Material supplied:
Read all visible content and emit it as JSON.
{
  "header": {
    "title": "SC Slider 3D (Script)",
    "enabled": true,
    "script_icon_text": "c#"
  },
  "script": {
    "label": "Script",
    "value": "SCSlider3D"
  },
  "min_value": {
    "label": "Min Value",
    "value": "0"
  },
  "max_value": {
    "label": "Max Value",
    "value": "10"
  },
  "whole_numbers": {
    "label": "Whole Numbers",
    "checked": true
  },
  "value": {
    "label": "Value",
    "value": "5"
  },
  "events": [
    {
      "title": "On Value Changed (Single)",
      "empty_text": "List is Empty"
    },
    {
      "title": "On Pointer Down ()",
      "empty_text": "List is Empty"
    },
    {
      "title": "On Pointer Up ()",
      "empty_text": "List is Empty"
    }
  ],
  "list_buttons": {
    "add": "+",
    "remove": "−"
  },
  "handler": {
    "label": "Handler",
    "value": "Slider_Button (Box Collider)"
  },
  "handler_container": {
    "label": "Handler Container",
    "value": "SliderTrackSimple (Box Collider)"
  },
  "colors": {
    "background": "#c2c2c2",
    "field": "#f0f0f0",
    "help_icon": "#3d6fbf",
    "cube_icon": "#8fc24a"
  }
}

What the task requires: Report how many lines contain "title". Give nothing but the number.

Written answer: 4